--- TASK ---
Drop the images; return everything else in the listing below exactly.

#### MATERIAL TO PROCESS ####

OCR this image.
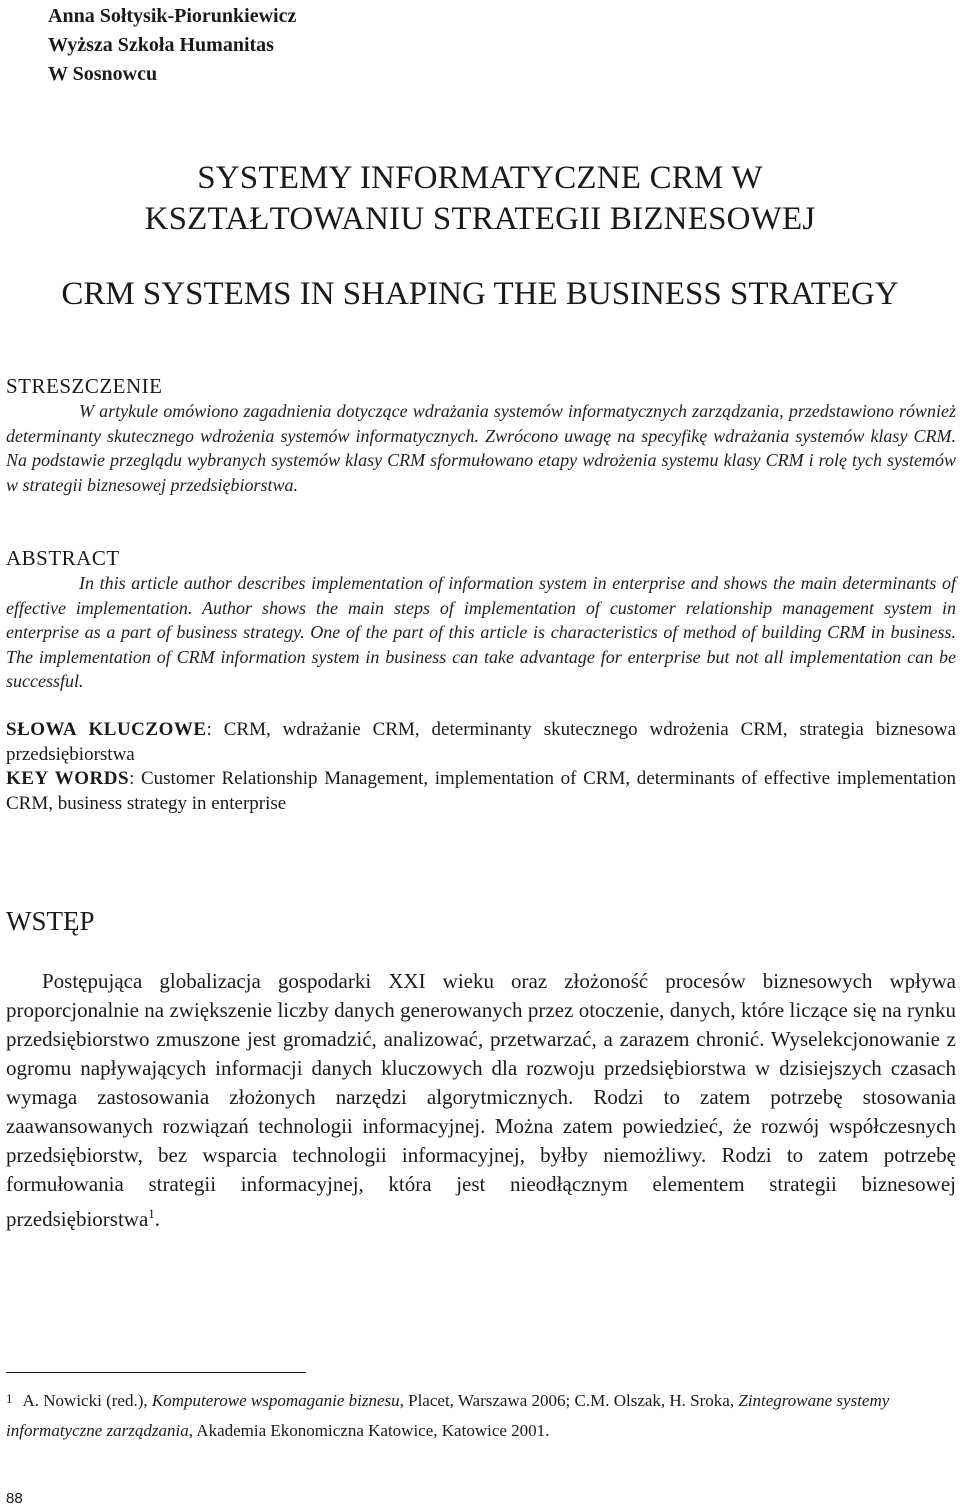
Anna Sołtysik-Piorunkiewicz
Wyższa Szkoła Humanitas
W Sosnowcu
SYSTEMY INFORMATYCZNE CRM W
KSZTAŁTOWANIU STRATEGII BIZNESOWEJ
CRM SYSTEMS IN SHAPING THE BUSINESS STRATEGY
STRESZCZENIE

W artykule omówiono zagadnienia dotyczące wdrażania systemów informatycznych zarządzania, przedstawiono również determinanty skutecznego wdrożenia systemów informatycznych. Zwrócono uwagę na specyfikę wdrażania systemów klasy CRM. Na podstawie przeglądu wybranych systemów klasy CRM sformułowano etapy wdrożenia systemu klasy CRM i rolę tych systemów w strategii biznesowej przedsiębiorstwa.

ABSTRACT

In this article author describes implementation of information system in enterprise and shows the main determinants of effective implementation. Author shows the main steps of implementation of customer relationship management system in enterprise as a part of business strategy. One of the part of this article is characteristics of method of building CRM in business. The implementation of CRM information system in business can take advantage for enterprise but not all implementation can be successful.

SŁOWA KLUCZOWE: CRM, wdrażanie CRM, determinanty skutecznego wdrożenia CRM, strategia biznesowa przedsiębiorstwa

KEY WORDS: Customer Relationship Management, implementation of CRM, determinants of effective implementation CRM, business strategy in enterprise

WSTĘP

Postępująca globalizacja gospodarki XXI wieku oraz złożoność procesów biznesowych wpływa proporcjonalnie na zwiększenie liczby danych generowanych przez otoczenie, danych, które liczące się na rynku przedsiębiorstwo zmuszone jest gromadzić, analizować, przetwarzać, a zarazem chronić. Wyselekcjonowanie z ogromu napływających informacji danych kluczowych dla rozwoju przedsiębiorstwa w dzisiejszych czasach wymaga zastosowania złożonych narzędzi algorytmicznych. Rodzi to zatem potrzebę stosowania zaawansowanych rozwiązań technologii informacyjnej. Można zatem powiedzieć, że rozwój współczesnych przedsiębiorstw, bez wsparcia technologii informacyjnej, byłby niemożliwy. Rodzi to zatem potrzebę formułowania strategii informacyjnej, która jest nieodłącznym elementem strategii biznesowej przedsiębiorstwa$^1$.

$^1$ A. Nowicki (red.), Komputerowe wspomaganie biznesu, Placet, Warszawa 2006; C.M. Olszak, H. Sroka, Zintegrowane systemy informatyczne zarządzania, Akademia Ekonomiczna Katowice, Katowice 2001.

88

####

--- ANSWER FOR THE TASK ---
OCR this image.
Anna Sołtysik-Piorunkiewicz
Wyższa Szkoła Humanitas
W Sosnowcu
SYSTEMY INFORMATYCZNE CRM W
KSZTAŁTOWANIU STRATEGII BIZNESOWEJ
CRM SYSTEMS IN SHAPING THE BUSINESS STRATEGY
STRESZCZENIE

W artykule omówiono zagadnienia dotyczące wdrażania systemów informatycznych zarządzania, przedstawiono również determinanty skutecznego wdrożenia systemów informatycznych. Zwrócono uwagę na specyfikę wdrażania systemów klasy CRM. Na podstawie przeglądu wybranych systemów klasy CRM sformułowano etapy wdrożenia systemu klasy CRM i rolę tych systemów w strategii biznesowej przedsiębiorstwa.

ABSTRACT

In this article author describes implementation of information system in enterprise and shows the main determinants of effective implementation. Author shows the main steps of implementation of customer relationship management system in enterprise as a part of business strategy. One of the part of this article is characteristics of method of building CRM in business. The implementation of CRM information system in business can take advantage for enterprise but not all implementation can be successful.

SŁOWA KLUCZOWE: CRM, wdrażanie CRM, determinanty skutecznego wdrożenia CRM, strategia biznesowa przedsiębiorstwa

KEY WORDS: Customer Relationship Management, implementation of CRM, determinants of effective implementation CRM, business strategy in enterprise

WSTĘP

Postępująca globalizacja gospodarki XXI wieku oraz złożoność procesów biznesowych wpływa proporcjonalnie na zwiększenie liczby danych generowanych przez otoczenie, danych, które liczące się na rynku przedsiębiorstwo zmuszone jest gromadzić, analizować, przetwarzać, a zarazem chronić. Wyselekcjonowanie z ogromu napływających informacji danych kluczowych dla rozwoju przedsiębiorstwa w dzisiejszych czasach wymaga zastosowania złożonych narzędzi algorytmicznych. Rodzi to zatem potrzebę stosowania zaawansowanych rozwiązań technologii informacyjnej. Można zatem powiedzieć, że rozwój współczesnych przedsiębiorstw, bez wsparcia technologii informacyjnej, byłby niemożliwy. Rodzi to zatem potrzebę formułowania strategii informacyjnej, która jest nieodłącznym elementem strategii biznesowej przedsiębiorstwa$^1$.

$^1$ A. Nowicki (red.), Komputerowe wspomaganie biznesu, Placet, Warszawa 2006; C.M. Olszak, H. Sroka, Zintegrowane systemy informatyczne zarządzania, Akademia Ekonomiczna Katowice, Katowice 2001.

88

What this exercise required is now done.